START Source data

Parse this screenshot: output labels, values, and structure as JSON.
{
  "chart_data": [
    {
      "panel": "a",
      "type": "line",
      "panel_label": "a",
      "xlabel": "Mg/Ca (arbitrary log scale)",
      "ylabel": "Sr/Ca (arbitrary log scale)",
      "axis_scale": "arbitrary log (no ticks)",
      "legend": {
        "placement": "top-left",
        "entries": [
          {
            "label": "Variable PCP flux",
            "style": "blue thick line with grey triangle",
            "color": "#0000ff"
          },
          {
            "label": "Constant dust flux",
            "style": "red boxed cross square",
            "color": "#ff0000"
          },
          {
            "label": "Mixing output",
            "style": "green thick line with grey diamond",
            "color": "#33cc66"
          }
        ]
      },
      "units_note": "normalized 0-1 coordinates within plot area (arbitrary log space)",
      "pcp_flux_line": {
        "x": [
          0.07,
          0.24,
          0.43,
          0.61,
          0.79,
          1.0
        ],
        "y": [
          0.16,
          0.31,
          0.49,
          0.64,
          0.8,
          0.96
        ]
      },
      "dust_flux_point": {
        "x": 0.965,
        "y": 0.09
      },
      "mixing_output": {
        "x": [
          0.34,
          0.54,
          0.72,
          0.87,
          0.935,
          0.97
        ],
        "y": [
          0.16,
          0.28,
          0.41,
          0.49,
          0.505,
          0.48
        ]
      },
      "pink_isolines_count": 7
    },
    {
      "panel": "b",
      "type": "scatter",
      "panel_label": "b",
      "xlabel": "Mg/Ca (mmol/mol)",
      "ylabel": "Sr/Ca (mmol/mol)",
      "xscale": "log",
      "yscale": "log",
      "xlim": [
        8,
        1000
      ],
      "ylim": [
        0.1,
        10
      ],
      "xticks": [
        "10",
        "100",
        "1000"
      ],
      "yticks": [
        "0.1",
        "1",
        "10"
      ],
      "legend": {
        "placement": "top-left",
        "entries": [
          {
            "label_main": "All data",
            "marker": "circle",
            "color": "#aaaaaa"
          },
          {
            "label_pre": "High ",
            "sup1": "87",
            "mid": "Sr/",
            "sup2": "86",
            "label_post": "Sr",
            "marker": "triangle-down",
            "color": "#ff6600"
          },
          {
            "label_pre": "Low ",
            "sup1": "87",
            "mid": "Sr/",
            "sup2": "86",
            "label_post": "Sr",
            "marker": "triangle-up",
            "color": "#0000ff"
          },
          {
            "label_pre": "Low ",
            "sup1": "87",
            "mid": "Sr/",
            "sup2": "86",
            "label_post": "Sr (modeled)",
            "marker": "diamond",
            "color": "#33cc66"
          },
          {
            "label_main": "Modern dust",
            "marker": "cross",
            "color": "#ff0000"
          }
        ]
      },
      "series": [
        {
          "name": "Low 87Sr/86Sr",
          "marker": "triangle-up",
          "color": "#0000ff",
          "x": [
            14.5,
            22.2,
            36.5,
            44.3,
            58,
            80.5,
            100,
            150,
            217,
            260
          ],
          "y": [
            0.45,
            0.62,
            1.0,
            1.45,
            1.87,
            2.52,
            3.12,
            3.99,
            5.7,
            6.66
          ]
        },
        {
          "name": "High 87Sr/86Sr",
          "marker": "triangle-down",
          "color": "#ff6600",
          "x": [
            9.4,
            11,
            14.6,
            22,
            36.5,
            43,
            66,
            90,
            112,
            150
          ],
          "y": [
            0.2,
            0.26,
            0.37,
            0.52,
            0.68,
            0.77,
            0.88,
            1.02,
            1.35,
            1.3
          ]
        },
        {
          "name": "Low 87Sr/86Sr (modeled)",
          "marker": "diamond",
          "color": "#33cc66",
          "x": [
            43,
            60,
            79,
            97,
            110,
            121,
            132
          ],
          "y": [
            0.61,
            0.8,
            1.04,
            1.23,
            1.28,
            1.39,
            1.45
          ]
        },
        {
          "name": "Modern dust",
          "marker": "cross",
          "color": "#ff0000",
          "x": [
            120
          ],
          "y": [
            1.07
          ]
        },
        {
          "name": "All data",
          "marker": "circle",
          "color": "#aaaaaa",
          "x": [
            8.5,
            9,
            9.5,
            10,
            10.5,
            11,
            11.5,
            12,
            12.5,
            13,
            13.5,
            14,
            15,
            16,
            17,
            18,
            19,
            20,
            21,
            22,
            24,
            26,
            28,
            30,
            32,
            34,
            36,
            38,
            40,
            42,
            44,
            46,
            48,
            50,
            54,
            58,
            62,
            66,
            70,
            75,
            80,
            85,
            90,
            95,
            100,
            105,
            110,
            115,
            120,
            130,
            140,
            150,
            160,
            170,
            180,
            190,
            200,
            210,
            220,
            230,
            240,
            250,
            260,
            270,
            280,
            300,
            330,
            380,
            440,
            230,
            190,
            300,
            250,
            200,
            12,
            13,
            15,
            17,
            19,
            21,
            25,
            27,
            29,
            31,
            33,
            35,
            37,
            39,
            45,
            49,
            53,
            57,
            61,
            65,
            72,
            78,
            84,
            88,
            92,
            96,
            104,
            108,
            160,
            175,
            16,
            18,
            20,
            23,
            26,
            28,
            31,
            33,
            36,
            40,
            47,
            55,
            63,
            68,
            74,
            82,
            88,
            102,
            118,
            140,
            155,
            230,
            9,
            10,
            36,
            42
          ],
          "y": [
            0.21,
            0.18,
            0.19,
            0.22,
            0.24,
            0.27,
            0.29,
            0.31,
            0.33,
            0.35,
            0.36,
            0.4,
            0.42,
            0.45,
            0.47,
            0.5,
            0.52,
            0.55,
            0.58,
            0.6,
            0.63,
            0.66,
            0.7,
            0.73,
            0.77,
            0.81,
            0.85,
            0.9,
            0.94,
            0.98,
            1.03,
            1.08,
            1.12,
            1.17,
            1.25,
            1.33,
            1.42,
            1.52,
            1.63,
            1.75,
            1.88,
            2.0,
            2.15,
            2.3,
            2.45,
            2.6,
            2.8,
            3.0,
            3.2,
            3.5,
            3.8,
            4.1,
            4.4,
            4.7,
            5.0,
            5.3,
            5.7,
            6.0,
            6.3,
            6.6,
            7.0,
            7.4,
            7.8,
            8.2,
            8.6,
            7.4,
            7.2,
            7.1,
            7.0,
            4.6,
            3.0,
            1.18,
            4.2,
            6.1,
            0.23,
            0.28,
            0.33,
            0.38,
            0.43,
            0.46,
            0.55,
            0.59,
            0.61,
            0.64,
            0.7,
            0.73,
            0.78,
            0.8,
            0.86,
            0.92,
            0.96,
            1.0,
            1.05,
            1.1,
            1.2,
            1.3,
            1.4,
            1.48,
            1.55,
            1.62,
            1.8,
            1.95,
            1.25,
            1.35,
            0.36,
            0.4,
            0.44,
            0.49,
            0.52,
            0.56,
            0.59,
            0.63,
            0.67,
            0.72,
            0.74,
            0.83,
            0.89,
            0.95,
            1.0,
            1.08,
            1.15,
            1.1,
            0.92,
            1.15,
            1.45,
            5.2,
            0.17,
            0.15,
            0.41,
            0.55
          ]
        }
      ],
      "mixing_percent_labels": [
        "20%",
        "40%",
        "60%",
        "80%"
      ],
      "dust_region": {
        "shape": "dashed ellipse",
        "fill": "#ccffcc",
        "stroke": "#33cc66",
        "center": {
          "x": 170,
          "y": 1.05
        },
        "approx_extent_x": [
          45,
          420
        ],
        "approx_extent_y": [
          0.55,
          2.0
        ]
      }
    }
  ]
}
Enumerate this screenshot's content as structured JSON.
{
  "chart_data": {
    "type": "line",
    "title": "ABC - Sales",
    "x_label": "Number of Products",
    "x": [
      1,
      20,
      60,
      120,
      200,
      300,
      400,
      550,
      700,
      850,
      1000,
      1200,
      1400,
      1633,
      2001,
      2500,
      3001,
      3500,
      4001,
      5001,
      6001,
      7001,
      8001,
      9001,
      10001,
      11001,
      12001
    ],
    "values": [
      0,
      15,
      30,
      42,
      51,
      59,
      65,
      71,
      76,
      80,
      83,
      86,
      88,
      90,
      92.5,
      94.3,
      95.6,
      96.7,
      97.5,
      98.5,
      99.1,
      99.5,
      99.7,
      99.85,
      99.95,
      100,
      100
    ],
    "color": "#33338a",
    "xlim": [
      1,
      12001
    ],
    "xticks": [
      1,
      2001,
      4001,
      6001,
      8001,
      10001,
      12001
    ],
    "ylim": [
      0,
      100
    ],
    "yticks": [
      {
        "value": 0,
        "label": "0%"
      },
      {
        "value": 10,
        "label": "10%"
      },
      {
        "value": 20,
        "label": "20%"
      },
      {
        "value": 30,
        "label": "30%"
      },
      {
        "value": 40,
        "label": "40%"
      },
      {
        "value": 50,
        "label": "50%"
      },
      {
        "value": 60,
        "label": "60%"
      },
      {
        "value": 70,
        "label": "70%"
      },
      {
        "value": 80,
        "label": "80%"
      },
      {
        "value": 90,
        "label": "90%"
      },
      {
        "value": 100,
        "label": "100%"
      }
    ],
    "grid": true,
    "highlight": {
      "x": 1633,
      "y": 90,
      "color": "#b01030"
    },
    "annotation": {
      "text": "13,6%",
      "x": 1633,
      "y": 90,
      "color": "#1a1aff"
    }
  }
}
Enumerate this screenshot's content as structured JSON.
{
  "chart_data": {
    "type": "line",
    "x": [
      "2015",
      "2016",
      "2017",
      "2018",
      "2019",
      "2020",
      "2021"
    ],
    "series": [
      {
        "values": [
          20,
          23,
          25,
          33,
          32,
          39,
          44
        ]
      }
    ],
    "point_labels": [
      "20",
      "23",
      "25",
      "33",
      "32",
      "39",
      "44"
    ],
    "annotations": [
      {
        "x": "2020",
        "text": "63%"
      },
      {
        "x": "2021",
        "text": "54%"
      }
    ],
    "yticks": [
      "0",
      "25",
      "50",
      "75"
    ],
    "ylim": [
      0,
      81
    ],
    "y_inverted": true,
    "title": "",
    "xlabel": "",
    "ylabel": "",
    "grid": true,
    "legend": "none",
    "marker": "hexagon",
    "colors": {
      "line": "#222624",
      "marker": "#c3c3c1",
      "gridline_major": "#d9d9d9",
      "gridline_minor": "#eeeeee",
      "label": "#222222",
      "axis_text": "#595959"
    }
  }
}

END Source data

Job:
Go over the records above and tally each line that includes "Modern". Give the total by itself.

Answer to the problem:
2